- TASK DETAILS -
Would you transcribe the whole listing exactly, minus its pictures?
━━ SUPPLIED RECORDS ━━
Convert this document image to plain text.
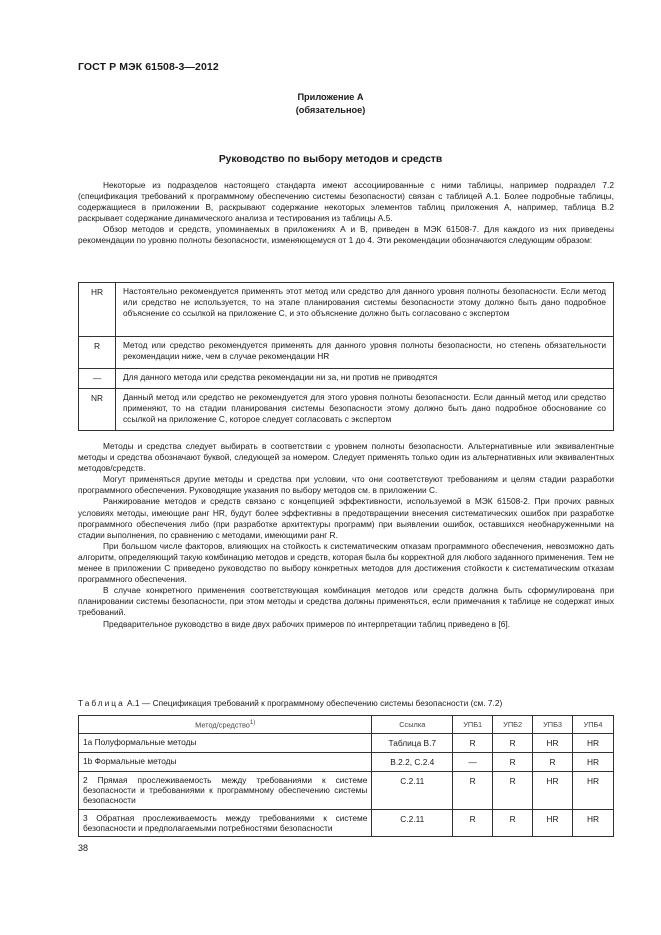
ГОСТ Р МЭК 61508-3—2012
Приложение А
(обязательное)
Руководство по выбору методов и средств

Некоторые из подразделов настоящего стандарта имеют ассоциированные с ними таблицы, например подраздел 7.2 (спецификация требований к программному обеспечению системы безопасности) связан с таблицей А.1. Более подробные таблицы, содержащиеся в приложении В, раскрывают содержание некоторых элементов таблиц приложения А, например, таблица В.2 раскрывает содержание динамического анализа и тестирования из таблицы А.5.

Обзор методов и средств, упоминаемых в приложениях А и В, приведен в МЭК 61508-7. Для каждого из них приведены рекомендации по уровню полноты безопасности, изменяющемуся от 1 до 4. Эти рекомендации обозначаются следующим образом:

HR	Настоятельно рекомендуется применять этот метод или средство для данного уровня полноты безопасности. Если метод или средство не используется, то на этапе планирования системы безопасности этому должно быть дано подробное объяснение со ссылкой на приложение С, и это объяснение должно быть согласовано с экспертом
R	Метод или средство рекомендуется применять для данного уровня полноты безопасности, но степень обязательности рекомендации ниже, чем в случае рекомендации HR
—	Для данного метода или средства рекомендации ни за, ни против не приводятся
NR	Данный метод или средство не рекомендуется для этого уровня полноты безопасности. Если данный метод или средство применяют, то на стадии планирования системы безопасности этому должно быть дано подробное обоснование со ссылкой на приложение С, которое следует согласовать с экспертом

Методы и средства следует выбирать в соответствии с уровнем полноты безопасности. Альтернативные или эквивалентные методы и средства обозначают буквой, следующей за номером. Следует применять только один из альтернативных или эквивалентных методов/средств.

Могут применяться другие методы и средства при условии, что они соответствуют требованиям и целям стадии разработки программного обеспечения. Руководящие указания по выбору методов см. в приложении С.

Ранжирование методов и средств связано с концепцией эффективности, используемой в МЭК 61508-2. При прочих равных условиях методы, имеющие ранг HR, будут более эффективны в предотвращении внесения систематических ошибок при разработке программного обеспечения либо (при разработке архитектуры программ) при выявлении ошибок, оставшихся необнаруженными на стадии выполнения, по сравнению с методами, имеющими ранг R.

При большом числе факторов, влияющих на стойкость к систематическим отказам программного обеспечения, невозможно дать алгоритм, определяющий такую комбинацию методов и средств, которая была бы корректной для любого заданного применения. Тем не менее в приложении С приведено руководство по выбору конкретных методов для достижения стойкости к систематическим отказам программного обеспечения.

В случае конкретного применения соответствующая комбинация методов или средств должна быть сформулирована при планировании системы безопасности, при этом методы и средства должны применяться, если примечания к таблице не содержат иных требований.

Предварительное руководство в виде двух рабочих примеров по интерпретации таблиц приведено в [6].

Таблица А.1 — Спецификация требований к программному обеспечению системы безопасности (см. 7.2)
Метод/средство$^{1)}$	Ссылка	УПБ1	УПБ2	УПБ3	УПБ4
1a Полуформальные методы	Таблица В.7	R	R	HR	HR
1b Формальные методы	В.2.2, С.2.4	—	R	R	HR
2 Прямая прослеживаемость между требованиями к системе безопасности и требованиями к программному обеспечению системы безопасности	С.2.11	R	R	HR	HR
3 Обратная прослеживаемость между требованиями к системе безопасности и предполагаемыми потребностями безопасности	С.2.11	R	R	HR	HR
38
━━━
- RESULT -
Convert this document image to plain text.
ГОСТ Р МЭК 61508-3—2012
Приложение А
(обязательное)
Руководство по выбору методов и средств

Некоторые из подразделов настоящего стандарта имеют ассоциированные с ними таблицы, например подраздел 7.2 (спецификация требований к программному обеспечению системы безопасности) связан с таблицей А.1. Более подробные таблицы, содержащиеся в приложении В, раскрывают содержание некоторых элементов таблиц приложения А, например, таблица В.2 раскрывает содержание динамического анализа и тестирования из таблицы А.5.

Обзор методов и средств, упоминаемых в приложениях А и В, приведен в МЭК 61508-7. Для каждого из них приведены рекомендации по уровню полноты безопасности, изменяющемуся от 1 до 4. Эти рекомендации обозначаются следующим образом:

HR	Настоятельно рекомендуется применять этот метод или средство для данного уровня полноты безопасности. Если метод или средство не используется, то на этапе планирования системы безопасности этому должно быть дано подробное объяснение со ссылкой на приложение С, и это объяснение должно быть согласовано с экспертом
R	Метод или средство рекомендуется применять для данного уровня полноты безопасности, но степень обязательности рекомендации ниже, чем в случае рекомендации HR
—	Для данного метода или средства рекомендации ни за, ни против не приводятся
NR	Данный метод или средство не рекомендуется для этого уровня полноты безопасности. Если данный метод или средство применяют, то на стадии планирования системы безопасности этому должно быть дано подробное обоснование со ссылкой на приложение С, которое следует согласовать с экспертом

Методы и средства следует выбирать в соответствии с уровнем полноты безопасности. Альтернативные или эквивалентные методы и средства обозначают буквой, следующей за номером. Следует применять только один из альтернативных или эквивалентных методов/средств.

Могут применяться другие методы и средства при условии, что они соответствуют требованиям и целям стадии разработки программного обеспечения. Руководящие указания по выбору методов см. в приложении С.

Ранжирование методов и средств связано с концепцией эффективности, используемой в МЭК 61508-2. При прочих равных условиях методы, имеющие ранг HR, будут более эффективны в предотвращении внесения систематических ошибок при разработке программного обеспечения либо (при разработке архитектуры программ) при выявлении ошибок, оставшихся необнаруженными на стадии выполнения, по сравнению с методами, имеющими ранг R.

При большом числе факторов, влияющих на стойкость к систематическим отказам программного обеспечения, невозможно дать алгоритм, определяющий такую комбинацию методов и средств, которая была бы корректной для любого заданного применения. Тем не менее в приложении С приведено руководство по выбору конкретных методов для достижения стойкости к систематическим отказам программного обеспечения.

В случае конкретного применения соответствующая комбинация методов или средств должна быть сформулирована при планировании системы безопасности, при этом методы и средства должны применяться, если примечания к таблице не содержат иных требований.

Предварительное руководство в виде двух рабочих примеров по интерпретации таблиц приведено в [6].

Таблица А.1 — Спецификация требований к программному обеспечению системы безопасности (см. 7.2)
Метод/средство$^{1)}$	Ссылка	УПБ1	УПБ2	УПБ3	УПБ4
1a Полуформальные методы	Таблица В.7	R	R	HR	HR
1b Формальные методы	В.2.2, С.2.4	—	R	R	HR
2 Прямая прослеживаемость между требованиями к системе безопасности и требованиями к программному обеспечению системы безопасности	С.2.11	R	R	HR	HR
3 Обратная прослеживаемость между требованиями к системе безопасности и предполагаемыми потребностями безопасности	С.2.11	R	R	HR	HR
38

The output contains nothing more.